## SUPPLIED RECORDS
# # # #
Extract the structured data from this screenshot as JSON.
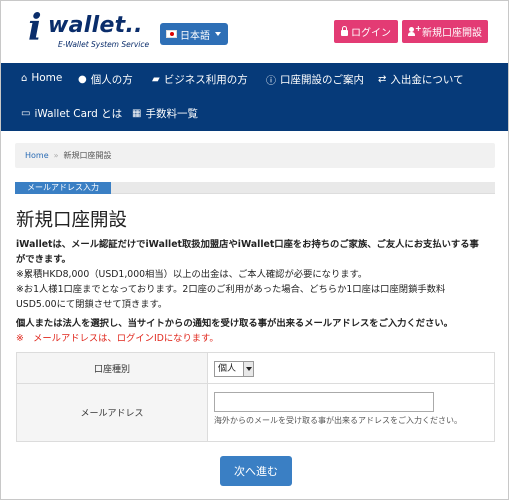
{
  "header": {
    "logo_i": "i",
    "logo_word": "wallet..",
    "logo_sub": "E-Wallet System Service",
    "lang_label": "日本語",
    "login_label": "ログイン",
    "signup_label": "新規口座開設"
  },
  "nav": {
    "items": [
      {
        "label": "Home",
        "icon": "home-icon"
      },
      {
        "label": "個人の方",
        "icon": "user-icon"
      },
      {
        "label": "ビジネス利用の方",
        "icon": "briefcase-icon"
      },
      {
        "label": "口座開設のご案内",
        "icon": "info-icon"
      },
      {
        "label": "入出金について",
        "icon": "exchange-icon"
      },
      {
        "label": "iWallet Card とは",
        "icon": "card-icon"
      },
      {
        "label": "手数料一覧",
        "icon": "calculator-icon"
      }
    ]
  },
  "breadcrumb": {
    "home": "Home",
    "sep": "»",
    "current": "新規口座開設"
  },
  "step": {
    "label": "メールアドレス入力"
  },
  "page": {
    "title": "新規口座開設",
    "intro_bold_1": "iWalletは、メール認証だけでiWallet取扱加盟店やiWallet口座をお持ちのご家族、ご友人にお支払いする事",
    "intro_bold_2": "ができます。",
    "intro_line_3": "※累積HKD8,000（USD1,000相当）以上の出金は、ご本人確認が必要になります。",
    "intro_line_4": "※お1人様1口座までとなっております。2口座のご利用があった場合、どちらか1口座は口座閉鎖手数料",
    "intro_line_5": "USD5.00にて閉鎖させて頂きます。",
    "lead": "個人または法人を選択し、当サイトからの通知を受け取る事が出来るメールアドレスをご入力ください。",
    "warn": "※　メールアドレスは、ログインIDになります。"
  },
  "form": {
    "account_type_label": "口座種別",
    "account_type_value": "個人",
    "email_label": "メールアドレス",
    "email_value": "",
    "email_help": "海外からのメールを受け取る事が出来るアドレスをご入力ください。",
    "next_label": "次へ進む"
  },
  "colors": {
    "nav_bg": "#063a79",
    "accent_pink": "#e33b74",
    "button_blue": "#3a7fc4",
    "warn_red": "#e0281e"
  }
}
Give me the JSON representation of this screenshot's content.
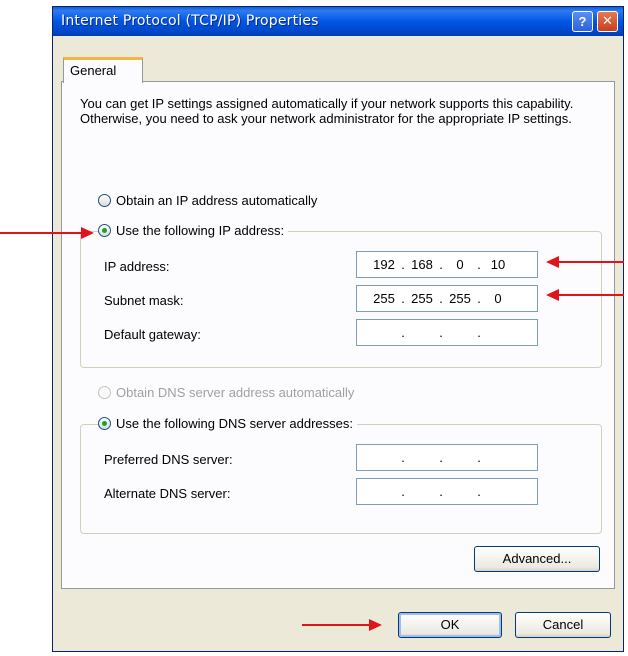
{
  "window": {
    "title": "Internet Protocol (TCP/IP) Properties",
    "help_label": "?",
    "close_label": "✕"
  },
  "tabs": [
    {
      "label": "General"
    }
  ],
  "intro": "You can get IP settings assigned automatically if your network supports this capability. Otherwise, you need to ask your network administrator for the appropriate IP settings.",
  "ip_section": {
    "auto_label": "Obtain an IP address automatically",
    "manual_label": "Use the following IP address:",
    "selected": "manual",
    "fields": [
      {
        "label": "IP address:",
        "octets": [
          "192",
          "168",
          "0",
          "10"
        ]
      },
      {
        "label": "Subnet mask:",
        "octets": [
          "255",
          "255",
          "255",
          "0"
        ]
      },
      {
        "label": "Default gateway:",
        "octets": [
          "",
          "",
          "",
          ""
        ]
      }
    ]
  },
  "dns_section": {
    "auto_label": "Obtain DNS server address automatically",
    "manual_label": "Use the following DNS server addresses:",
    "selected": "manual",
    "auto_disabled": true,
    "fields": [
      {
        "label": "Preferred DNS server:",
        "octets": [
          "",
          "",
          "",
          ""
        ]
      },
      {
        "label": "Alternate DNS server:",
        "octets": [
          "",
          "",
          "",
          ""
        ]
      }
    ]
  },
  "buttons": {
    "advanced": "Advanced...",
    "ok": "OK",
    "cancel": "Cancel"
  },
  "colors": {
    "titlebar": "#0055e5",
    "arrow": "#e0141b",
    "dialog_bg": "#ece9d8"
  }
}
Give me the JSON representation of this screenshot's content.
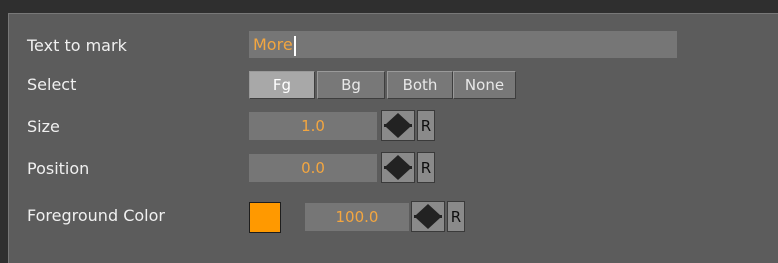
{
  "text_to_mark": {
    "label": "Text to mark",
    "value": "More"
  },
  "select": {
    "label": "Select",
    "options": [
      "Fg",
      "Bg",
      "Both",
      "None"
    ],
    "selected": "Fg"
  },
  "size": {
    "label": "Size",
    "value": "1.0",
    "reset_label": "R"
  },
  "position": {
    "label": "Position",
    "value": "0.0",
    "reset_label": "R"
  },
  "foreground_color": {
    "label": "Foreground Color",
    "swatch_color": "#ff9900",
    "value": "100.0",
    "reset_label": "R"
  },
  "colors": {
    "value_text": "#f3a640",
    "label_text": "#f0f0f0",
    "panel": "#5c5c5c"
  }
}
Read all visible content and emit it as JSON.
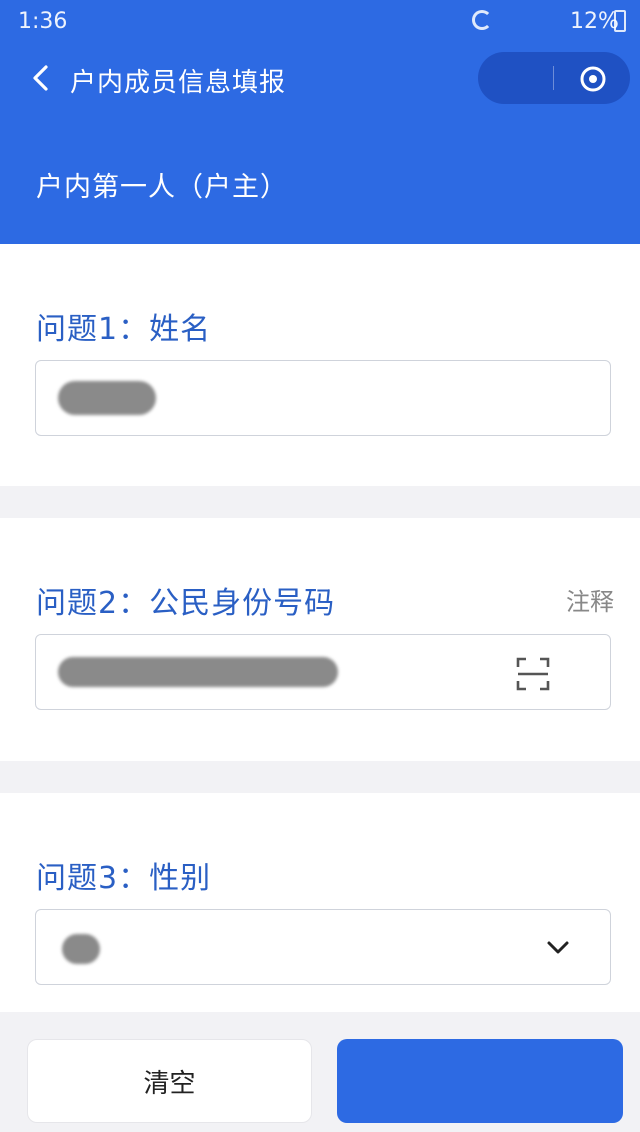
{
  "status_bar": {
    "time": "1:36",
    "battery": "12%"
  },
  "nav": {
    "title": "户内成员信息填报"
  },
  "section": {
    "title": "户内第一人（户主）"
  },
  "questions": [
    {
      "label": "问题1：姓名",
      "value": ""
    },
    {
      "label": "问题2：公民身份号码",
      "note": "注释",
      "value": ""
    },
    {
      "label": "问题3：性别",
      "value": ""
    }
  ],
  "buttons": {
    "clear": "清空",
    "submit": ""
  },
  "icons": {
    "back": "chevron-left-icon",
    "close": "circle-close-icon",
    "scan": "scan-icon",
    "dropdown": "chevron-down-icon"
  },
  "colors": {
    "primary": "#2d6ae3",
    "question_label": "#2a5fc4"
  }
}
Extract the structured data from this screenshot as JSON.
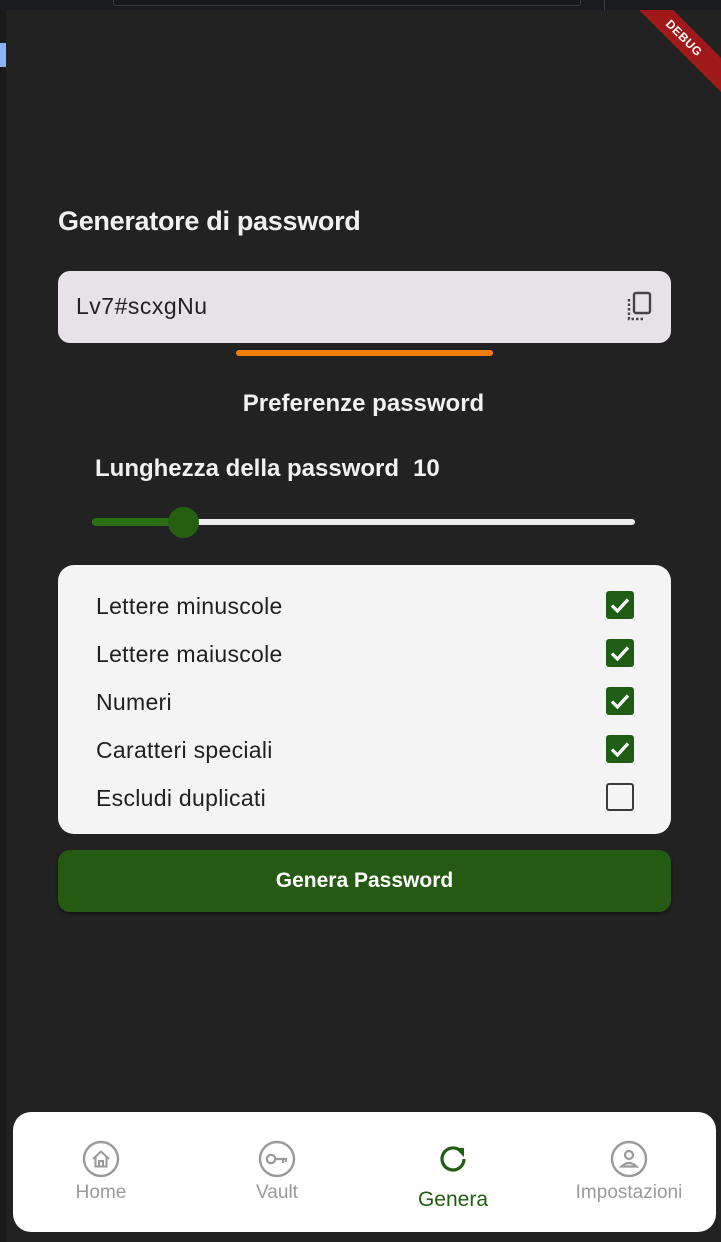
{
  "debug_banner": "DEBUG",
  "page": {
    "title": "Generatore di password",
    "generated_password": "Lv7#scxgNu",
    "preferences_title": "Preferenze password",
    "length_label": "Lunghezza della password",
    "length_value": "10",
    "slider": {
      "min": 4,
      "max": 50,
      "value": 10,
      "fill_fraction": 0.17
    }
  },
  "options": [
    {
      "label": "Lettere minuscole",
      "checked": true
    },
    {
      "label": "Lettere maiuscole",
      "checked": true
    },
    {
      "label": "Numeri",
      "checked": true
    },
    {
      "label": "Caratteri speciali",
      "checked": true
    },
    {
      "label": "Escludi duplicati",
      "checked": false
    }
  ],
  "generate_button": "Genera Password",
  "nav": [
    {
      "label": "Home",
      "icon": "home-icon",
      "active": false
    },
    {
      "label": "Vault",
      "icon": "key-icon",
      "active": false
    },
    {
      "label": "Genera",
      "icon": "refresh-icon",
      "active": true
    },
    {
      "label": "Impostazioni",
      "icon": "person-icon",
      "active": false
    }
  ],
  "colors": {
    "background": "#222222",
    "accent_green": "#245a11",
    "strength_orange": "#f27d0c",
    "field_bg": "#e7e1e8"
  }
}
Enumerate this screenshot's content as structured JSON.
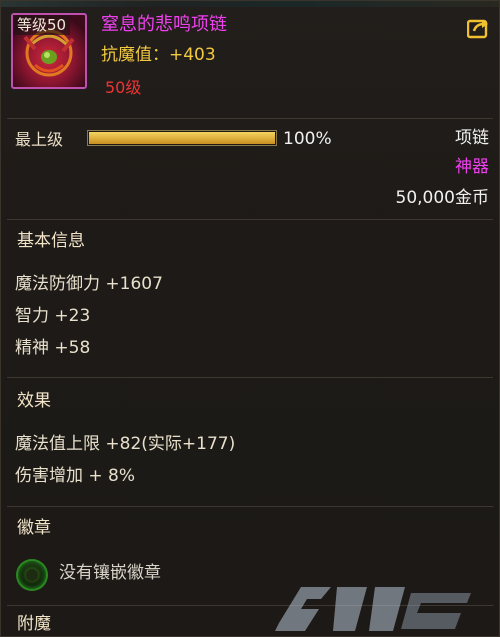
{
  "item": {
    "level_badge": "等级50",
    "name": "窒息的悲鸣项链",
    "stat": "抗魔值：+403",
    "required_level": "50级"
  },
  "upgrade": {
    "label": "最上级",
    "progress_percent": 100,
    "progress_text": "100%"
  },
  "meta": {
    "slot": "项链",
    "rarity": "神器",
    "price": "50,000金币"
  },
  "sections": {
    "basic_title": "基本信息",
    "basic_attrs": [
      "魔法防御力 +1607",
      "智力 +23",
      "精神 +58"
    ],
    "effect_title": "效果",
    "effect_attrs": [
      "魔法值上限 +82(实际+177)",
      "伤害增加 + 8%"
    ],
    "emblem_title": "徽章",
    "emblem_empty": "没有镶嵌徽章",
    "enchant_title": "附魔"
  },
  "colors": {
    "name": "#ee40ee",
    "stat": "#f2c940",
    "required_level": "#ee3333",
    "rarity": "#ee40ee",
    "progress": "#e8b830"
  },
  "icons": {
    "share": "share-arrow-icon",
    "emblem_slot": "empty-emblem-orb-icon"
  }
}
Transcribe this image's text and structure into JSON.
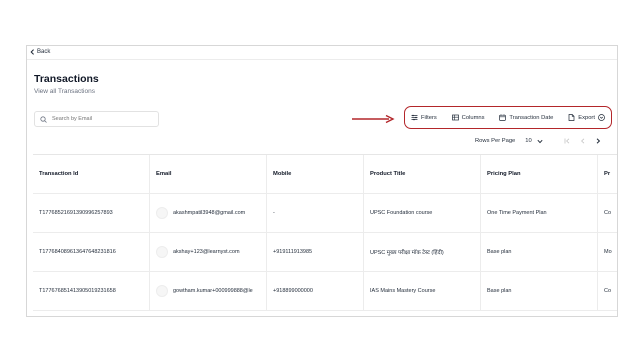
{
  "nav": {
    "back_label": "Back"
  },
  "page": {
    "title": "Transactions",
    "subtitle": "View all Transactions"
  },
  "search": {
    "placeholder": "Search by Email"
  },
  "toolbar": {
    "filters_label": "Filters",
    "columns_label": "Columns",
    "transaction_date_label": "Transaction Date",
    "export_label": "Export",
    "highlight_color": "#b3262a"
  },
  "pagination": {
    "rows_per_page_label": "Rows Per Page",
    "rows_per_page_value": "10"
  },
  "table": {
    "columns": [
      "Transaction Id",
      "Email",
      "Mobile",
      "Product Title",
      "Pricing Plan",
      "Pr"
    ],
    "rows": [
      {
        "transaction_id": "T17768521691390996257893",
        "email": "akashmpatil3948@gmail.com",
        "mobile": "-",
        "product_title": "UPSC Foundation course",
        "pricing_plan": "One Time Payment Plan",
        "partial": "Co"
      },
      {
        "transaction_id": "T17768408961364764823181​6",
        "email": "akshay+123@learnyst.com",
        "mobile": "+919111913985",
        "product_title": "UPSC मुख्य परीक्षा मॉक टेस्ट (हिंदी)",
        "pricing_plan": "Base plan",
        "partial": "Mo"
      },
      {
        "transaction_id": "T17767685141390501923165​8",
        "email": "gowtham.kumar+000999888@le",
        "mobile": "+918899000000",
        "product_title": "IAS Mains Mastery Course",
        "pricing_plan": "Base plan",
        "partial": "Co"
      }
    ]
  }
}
# # # #
Which lines contain "JSON"? Copy each of them.

## RESULT OF THE TASK
Extract the structured data from this screenshot as JSON.
Give me the JSON representation of this screenshot's content.
Give me the JSON representation of this screenshot's content.
Read all visible content and emit it as JSON.
Extract the structured data from this screenshot as JSON.
Enumerate this screenshot's content as structured JSON.
Transcribe this image's text and structure into JSON.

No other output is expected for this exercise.